> [Job]: Copy out every line containing the word "JSON".

> [Provided information]:
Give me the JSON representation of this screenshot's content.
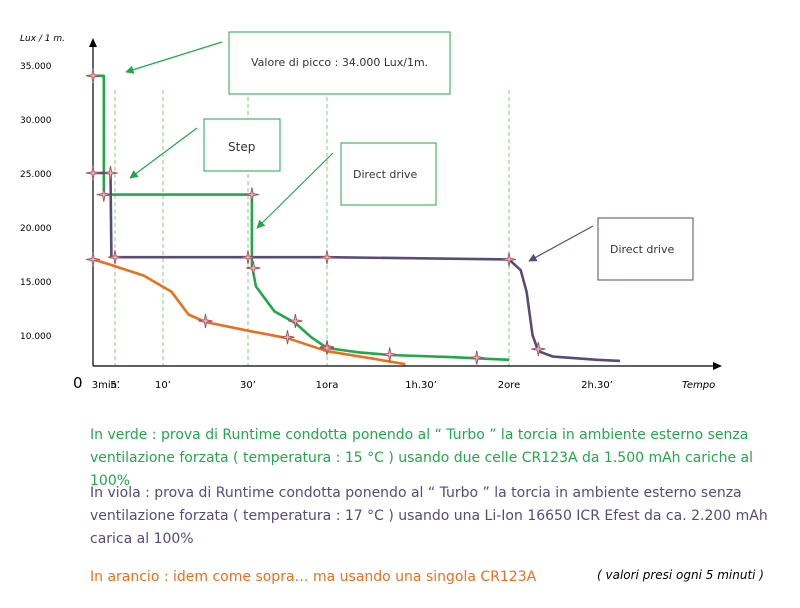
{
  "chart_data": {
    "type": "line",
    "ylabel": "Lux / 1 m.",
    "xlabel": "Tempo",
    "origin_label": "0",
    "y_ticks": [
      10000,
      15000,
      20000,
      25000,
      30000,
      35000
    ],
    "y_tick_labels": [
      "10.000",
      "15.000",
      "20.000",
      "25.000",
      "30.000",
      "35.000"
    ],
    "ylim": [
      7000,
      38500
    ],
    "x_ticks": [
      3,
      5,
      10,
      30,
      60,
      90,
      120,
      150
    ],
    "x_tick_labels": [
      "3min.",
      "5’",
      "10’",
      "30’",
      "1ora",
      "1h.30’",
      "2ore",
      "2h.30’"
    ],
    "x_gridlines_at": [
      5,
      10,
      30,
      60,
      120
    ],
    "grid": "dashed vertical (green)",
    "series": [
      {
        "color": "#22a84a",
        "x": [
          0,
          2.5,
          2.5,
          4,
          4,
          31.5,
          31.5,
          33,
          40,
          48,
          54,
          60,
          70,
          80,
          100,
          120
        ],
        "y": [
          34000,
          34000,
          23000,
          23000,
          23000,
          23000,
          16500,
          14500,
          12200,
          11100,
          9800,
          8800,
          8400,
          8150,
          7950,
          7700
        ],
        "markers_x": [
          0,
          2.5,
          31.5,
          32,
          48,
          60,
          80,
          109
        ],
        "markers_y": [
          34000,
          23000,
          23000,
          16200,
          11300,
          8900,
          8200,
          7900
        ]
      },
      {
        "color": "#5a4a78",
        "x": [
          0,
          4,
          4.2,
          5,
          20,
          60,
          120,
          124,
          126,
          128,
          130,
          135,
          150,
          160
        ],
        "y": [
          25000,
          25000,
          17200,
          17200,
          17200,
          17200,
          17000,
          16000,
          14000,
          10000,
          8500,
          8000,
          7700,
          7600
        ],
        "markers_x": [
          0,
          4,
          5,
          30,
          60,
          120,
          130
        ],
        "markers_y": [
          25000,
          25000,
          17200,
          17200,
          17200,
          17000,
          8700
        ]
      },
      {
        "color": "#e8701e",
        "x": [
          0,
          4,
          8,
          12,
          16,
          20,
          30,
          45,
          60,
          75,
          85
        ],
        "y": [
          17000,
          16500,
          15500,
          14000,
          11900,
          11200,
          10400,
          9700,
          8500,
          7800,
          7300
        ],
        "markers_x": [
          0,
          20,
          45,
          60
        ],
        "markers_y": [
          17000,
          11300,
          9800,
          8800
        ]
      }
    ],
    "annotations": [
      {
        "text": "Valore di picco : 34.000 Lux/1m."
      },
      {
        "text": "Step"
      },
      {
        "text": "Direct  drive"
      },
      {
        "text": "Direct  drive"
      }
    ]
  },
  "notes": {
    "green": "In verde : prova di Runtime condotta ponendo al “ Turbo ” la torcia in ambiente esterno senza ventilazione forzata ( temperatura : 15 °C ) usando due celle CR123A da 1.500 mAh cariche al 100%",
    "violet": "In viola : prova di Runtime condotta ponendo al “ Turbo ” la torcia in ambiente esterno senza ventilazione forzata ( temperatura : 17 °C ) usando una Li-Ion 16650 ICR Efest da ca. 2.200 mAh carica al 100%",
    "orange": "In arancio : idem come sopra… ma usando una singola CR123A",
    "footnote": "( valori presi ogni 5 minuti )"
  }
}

---

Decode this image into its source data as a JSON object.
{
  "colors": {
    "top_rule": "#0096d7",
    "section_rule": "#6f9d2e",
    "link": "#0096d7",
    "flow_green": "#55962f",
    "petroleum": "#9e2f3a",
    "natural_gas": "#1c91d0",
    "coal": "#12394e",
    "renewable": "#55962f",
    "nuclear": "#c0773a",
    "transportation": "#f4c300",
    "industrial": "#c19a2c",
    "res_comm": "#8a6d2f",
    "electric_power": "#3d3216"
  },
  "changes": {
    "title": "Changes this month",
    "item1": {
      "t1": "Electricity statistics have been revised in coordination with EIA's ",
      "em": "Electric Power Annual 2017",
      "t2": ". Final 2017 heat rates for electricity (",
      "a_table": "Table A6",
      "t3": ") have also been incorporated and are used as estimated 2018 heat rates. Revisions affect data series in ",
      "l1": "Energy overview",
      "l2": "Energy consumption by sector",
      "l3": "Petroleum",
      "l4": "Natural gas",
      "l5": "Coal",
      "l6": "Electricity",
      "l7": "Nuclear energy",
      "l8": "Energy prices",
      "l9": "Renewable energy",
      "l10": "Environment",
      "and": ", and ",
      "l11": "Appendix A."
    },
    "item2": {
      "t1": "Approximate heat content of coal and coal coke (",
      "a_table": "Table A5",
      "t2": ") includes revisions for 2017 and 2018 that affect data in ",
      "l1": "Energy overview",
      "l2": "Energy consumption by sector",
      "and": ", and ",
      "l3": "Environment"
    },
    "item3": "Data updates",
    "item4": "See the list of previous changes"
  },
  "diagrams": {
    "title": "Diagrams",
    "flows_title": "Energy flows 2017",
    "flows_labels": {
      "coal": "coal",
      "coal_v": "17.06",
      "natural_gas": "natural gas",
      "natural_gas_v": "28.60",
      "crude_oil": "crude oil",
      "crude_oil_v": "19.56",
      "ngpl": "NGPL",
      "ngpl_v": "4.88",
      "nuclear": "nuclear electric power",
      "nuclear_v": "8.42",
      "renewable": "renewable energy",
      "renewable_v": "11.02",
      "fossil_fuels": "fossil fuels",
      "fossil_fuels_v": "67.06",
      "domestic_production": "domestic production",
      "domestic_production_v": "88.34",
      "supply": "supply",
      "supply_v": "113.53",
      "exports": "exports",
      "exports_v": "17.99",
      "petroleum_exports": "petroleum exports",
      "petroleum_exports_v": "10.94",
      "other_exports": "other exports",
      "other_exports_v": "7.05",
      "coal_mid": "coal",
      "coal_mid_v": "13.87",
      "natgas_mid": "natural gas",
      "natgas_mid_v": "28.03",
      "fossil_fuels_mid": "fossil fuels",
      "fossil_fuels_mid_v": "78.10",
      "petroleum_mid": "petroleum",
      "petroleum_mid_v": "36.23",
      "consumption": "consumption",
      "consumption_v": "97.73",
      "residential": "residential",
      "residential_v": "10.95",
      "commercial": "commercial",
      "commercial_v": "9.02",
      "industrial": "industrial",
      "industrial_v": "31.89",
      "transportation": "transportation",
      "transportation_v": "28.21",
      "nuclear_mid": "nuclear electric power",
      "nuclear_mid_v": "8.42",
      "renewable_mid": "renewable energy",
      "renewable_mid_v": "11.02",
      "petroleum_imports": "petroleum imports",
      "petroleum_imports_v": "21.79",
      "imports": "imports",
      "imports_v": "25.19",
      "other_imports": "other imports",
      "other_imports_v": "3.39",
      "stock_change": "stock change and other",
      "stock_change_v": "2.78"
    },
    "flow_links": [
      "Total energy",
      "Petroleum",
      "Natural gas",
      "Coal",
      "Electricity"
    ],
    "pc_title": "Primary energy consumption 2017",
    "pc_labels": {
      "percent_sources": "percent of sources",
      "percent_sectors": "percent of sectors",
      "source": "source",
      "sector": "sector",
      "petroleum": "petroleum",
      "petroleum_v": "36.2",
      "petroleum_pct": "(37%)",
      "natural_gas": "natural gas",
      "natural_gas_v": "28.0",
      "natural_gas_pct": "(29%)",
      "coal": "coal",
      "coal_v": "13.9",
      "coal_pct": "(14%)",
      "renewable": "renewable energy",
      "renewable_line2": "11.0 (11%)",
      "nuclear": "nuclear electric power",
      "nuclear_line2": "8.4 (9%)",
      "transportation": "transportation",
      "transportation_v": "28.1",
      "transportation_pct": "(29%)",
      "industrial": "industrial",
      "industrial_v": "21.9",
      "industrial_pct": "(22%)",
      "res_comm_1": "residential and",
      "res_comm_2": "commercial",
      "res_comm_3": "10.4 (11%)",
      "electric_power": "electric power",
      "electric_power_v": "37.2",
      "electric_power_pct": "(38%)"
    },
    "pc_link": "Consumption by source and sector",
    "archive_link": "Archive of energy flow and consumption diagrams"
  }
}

...

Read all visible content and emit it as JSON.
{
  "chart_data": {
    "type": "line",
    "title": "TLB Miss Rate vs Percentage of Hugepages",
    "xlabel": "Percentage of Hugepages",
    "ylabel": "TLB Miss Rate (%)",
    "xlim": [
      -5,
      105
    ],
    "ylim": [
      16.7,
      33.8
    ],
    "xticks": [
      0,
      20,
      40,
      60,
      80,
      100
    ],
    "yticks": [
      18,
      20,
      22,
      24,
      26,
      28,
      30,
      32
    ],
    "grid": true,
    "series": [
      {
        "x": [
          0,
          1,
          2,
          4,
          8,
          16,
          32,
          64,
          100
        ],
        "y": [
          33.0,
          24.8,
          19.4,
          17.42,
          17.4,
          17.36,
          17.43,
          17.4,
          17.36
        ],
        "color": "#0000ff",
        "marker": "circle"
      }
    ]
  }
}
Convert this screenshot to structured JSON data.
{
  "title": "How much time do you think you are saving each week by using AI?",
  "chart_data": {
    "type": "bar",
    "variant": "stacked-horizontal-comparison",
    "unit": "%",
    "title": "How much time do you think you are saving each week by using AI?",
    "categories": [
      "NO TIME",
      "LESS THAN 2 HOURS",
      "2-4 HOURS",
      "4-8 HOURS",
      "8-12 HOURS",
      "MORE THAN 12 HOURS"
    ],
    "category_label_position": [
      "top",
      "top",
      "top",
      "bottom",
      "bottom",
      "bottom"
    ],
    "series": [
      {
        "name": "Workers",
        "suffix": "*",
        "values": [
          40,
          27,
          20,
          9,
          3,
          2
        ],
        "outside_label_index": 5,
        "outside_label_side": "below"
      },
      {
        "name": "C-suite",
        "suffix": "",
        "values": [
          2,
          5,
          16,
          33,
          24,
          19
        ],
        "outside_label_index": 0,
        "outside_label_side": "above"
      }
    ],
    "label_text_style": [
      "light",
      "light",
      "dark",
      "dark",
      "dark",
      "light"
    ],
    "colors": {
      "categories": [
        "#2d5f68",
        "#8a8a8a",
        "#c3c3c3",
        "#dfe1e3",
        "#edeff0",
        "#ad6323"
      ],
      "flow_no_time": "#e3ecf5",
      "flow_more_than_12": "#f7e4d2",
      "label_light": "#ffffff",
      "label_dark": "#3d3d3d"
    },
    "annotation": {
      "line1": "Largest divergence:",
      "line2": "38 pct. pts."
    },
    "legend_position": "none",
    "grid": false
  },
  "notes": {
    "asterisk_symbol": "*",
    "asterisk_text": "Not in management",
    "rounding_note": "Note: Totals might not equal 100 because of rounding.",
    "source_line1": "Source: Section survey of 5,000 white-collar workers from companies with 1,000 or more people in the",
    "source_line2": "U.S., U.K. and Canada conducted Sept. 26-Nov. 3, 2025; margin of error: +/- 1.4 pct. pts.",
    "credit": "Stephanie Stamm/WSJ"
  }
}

> [Written response]:
Give me the JSON representation of this screenshot's content.
Decode this image into its source data as a JSON object.
Read all visible content and emit it as JSON.
Convert this screenshot to structured JSON data.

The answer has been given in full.